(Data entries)
# # # #

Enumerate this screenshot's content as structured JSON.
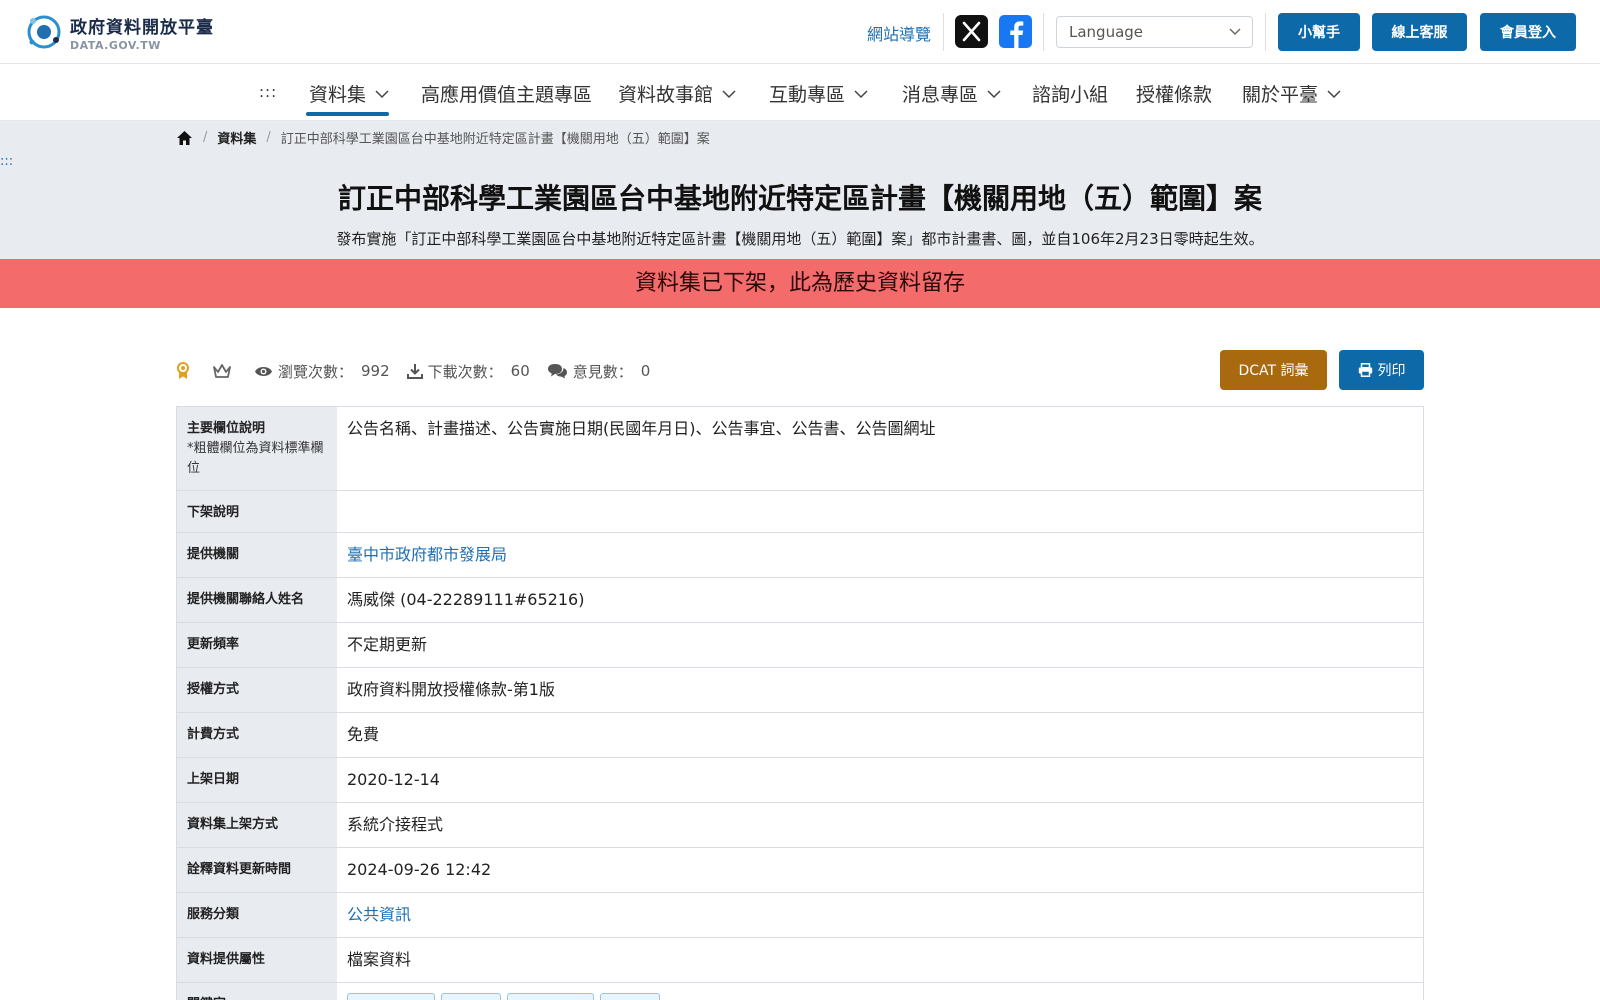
{
  "header": {
    "logo_title": "政府資料開放平臺",
    "logo_sub": "DATA.GOV.TW",
    "sitemap": "網站導覽",
    "language_placeholder": "Language",
    "buttons": {
      "helper": "小幫手",
      "online_service": "線上客服",
      "login": "會員登入"
    }
  },
  "nav": {
    "accessibility": ":::",
    "items": [
      "資料集",
      "高應用價值主題專區",
      "資料故事館",
      "互動專區",
      "消息專區",
      "諮詢小組",
      "授權條款",
      "關於平臺"
    ]
  },
  "breadcrumb": {
    "datasets": "資料集",
    "current": "訂正中部科學工業園區台中基地附近特定區計畫【機關用地（五）範圍】案"
  },
  "band_accessibility": ":::",
  "dataset": {
    "title": "訂正中部科學工業園區台中基地附近特定區計畫【機關用地（五）範圍】案",
    "description": "發布實施「訂正中部科學工業園區台中基地附近特定區計畫【機關用地（五）範圍】案」都市計畫書、圖，並自106年2月23日零時起生效。"
  },
  "alert": "資料集已下架，此為歷史資料留存",
  "stats": {
    "views_label": "瀏覽次數：",
    "views": "992",
    "downloads_label": "下載次數：",
    "downloads": "60",
    "comments_label": "意見數：",
    "comments": "0"
  },
  "actions": {
    "dcat": "DCAT 詞彙",
    "print": "列印"
  },
  "table": {
    "main_fields_label": "主要欄位說明",
    "main_fields_note": "*粗體欄位為資料標準欄位",
    "main_fields": "公告名稱、計畫描述、公告實施日期(民國年月日)、公告事宜、公告書、公告圖網址",
    "delisted_label": "下架說明",
    "delisted": "",
    "provider_label": "提供機關",
    "provider": "臺中市政府都市發展局",
    "contact_label": "提供機關聯絡人姓名",
    "contact": "馮威傑 (04-22289111#65216)",
    "frequency_label": "更新頻率",
    "frequency": "不定期更新",
    "license_label": "授權方式",
    "license": "政府資料開放授權條款-第1版",
    "fee_label": "計費方式",
    "fee": "免費",
    "published_label": "上架日期",
    "published": "2020-12-14",
    "publish_method_label": "資料集上架方式",
    "publish_method": "系統介接程式",
    "metadata_updated_label": "詮釋資料更新時間",
    "metadata_updated": "2024-09-26 12:42",
    "category_label": "服務分類",
    "category": "公共資訊",
    "attribute_label": "資料提供屬性",
    "attribute": "檔案資料",
    "keywords_label": "關鍵字"
  },
  "colors": {
    "primary": "#0e69a8",
    "alert": "#f36b6b",
    "dcat": "#a8690f",
    "band": "#e8ecf0",
    "link": "#1f6fb2"
  }
}
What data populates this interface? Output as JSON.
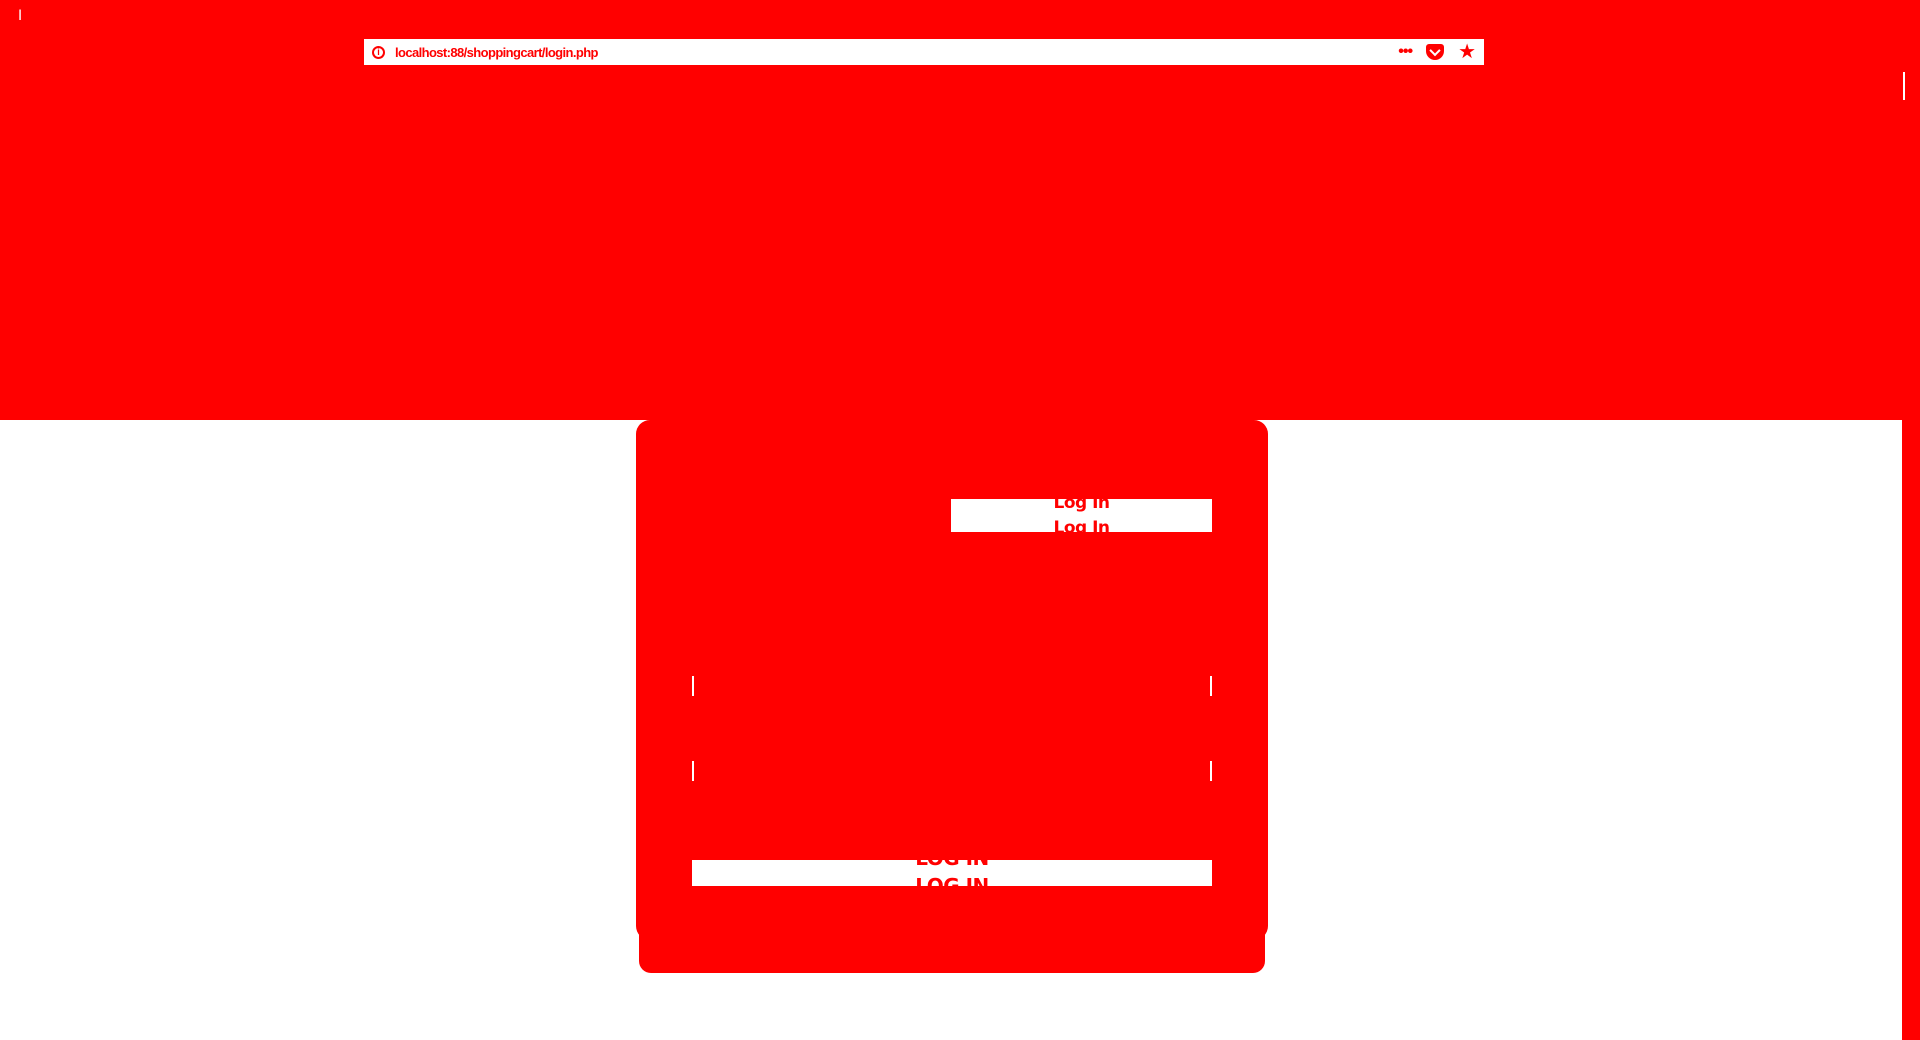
{
  "browser": {
    "url": "localhost:88/shoppingcart/login.php",
    "menu_icon": "more-dots-icon",
    "pocket_icon": "pocket-icon",
    "bookmark_icon": "star-icon"
  },
  "hero": {
    "title": "",
    "subtitle": ""
  },
  "login_card": {
    "tab_label": "Log In",
    "tab_label_echo": "Log In",
    "username_value": "",
    "password_value": "",
    "forgot_link": "",
    "submit_label": "LOG IN",
    "submit_label_echo": "LOG IN"
  },
  "colors": {
    "accent": "#ff0000",
    "foreground": "#ffffff"
  }
}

# # # #

List each line holding the string "機關用地".

> **Written answer**:
    "current": "訂正中部科學工業園區台中基地附近特定區計畫【機關用地（五）範圍】案"
    "title": "訂正中部科學工業園區台中基地附近特定區計畫【機關用地（五）範圍】案",
    "description": "發布實施「訂正中部科學工業園區台中基地附近特定區計畫【機關用地（五）範圍】案」都市計畫書、圖，並自106年2月23日零時起生效。"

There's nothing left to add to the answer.